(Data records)
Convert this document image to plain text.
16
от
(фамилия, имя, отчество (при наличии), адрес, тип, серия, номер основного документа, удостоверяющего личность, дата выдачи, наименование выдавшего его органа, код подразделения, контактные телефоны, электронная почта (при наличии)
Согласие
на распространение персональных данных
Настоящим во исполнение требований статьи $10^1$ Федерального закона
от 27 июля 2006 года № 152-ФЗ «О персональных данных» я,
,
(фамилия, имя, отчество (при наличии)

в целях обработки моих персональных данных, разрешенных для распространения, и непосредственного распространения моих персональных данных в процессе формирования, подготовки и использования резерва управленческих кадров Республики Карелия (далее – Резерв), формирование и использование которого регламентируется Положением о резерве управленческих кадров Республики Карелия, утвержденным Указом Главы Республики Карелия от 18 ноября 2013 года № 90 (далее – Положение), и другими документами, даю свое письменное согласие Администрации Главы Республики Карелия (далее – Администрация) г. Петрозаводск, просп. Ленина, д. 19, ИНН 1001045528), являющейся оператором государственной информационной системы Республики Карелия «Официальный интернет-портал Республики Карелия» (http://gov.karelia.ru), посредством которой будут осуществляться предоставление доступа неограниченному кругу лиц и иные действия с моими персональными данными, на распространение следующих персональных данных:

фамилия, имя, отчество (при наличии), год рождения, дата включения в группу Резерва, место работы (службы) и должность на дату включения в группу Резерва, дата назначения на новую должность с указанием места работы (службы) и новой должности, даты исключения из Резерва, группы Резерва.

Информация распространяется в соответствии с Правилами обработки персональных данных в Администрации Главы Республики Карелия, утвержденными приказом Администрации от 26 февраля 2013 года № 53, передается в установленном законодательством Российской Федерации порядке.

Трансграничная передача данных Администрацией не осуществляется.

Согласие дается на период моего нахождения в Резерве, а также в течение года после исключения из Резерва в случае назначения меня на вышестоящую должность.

--

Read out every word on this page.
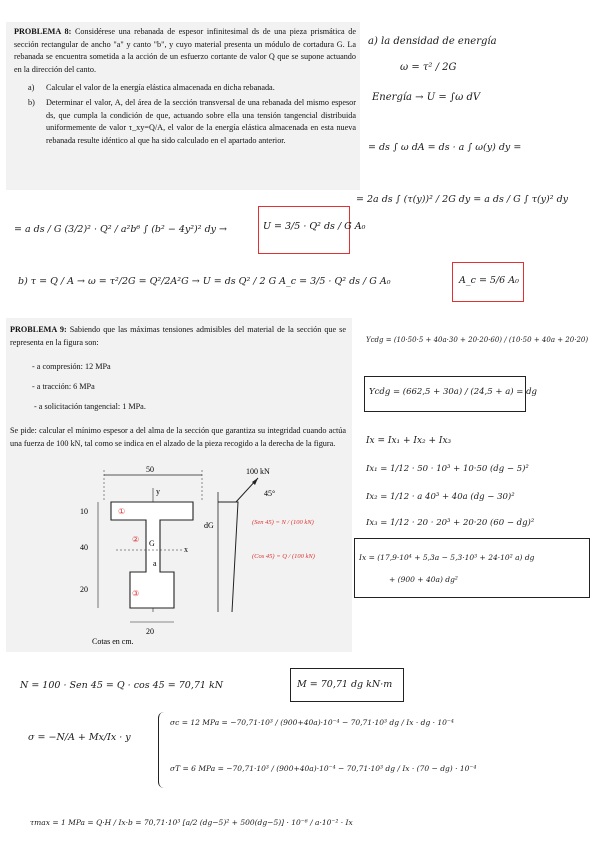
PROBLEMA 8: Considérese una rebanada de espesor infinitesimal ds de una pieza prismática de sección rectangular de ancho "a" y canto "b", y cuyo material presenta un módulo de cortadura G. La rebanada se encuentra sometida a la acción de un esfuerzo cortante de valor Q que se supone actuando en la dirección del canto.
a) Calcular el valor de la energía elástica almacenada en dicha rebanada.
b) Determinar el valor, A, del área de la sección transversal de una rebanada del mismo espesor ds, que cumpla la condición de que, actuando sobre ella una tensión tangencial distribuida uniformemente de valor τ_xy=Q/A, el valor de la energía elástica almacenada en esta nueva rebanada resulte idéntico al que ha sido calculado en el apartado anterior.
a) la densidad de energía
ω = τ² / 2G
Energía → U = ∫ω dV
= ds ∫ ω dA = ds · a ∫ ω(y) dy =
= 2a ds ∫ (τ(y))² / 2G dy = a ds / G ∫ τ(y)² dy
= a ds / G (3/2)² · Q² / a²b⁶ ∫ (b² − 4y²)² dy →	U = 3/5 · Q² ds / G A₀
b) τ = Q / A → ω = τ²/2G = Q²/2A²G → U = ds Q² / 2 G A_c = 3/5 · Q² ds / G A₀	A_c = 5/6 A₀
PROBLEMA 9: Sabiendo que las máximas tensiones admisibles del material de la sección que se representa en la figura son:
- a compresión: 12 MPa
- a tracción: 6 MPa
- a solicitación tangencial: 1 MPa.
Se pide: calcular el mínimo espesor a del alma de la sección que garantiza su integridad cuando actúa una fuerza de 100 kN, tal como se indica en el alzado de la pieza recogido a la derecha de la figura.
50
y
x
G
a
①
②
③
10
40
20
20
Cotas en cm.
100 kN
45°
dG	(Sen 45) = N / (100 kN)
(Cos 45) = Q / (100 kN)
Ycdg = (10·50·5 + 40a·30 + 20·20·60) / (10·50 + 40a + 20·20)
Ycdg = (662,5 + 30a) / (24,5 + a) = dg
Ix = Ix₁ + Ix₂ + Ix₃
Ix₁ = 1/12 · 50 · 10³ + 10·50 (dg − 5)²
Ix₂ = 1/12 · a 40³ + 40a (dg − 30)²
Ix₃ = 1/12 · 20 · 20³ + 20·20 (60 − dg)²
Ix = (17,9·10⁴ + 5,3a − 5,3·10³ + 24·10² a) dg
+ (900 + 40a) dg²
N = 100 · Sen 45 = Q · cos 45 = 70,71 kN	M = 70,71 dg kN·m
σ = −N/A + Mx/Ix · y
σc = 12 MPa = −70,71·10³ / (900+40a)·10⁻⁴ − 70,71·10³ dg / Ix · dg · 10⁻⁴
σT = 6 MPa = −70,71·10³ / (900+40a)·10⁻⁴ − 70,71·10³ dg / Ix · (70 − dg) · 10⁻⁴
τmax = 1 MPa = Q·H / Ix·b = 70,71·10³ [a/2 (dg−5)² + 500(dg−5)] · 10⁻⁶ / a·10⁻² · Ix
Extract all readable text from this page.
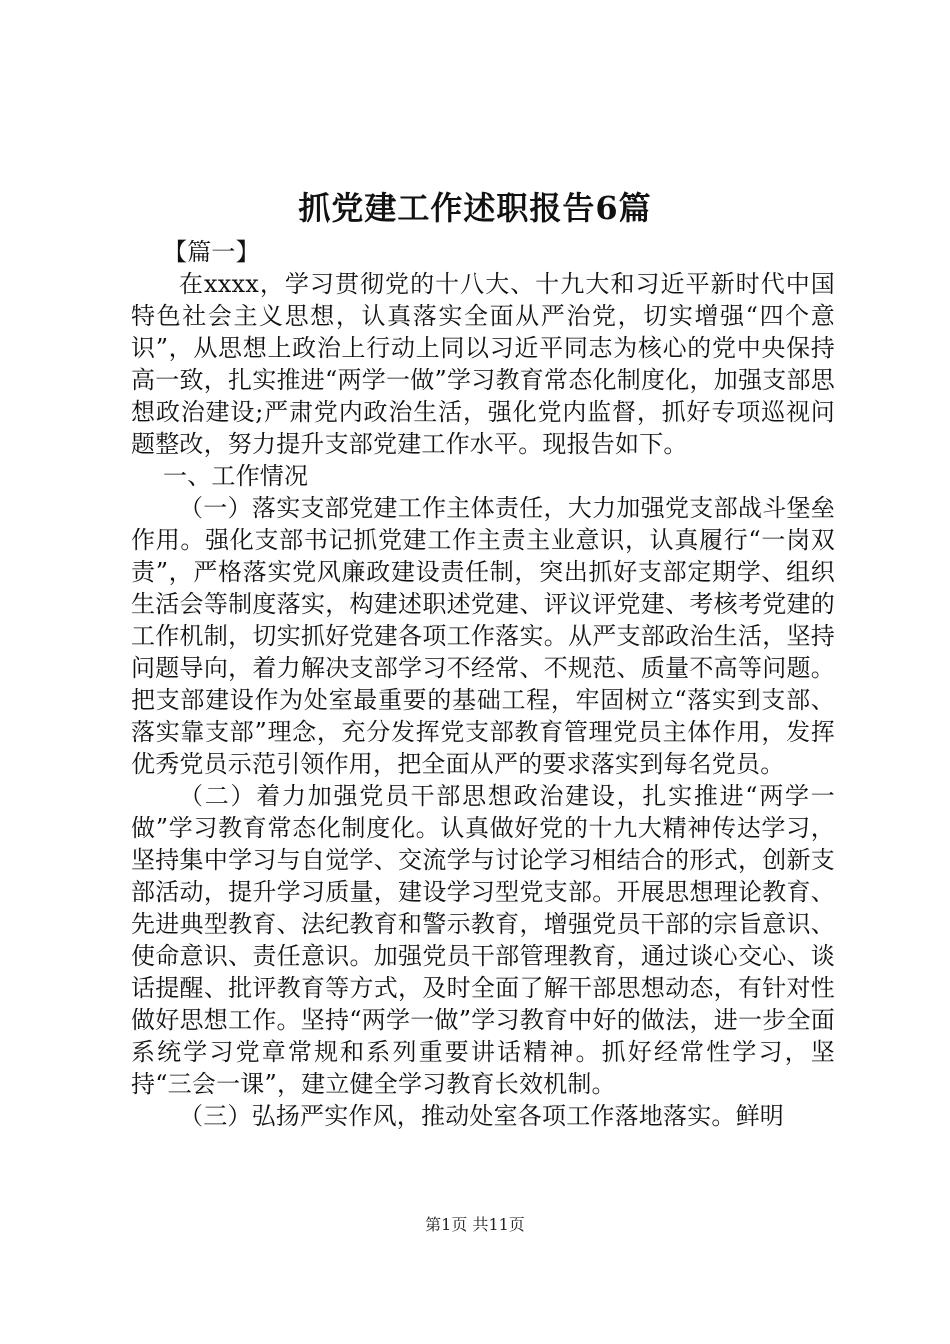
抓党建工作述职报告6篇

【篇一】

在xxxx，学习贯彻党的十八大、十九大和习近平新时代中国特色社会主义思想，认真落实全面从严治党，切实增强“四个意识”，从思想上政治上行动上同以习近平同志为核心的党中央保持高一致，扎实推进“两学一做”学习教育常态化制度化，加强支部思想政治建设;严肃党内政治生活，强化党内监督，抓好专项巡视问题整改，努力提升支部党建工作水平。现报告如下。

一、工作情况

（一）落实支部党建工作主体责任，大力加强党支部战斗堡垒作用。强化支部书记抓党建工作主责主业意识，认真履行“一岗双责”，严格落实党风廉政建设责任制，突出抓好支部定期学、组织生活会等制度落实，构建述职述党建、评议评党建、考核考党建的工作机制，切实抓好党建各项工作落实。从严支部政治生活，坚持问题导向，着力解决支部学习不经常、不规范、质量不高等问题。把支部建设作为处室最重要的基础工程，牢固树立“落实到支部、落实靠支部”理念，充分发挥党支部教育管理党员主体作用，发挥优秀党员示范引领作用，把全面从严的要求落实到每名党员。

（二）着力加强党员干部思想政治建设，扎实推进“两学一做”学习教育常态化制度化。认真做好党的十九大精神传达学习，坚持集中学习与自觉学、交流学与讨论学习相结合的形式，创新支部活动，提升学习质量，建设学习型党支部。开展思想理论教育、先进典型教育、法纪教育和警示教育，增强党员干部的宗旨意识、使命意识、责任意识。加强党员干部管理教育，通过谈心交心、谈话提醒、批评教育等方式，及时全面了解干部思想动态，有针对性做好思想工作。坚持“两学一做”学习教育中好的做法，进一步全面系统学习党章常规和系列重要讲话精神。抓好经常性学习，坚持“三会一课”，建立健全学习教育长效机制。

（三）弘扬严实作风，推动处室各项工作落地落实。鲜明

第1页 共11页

◆ **Task instructions**
Isolate the lines above that contain the word "Ycdg" and copy them.

◆ **Task answer**
Ycdg = (10·50·5 + 40a·30 + 20·20·60) / (10·50 + 40a + 20·20)
Ycdg = (662,5 + 30a) / (24,5 + a) = dg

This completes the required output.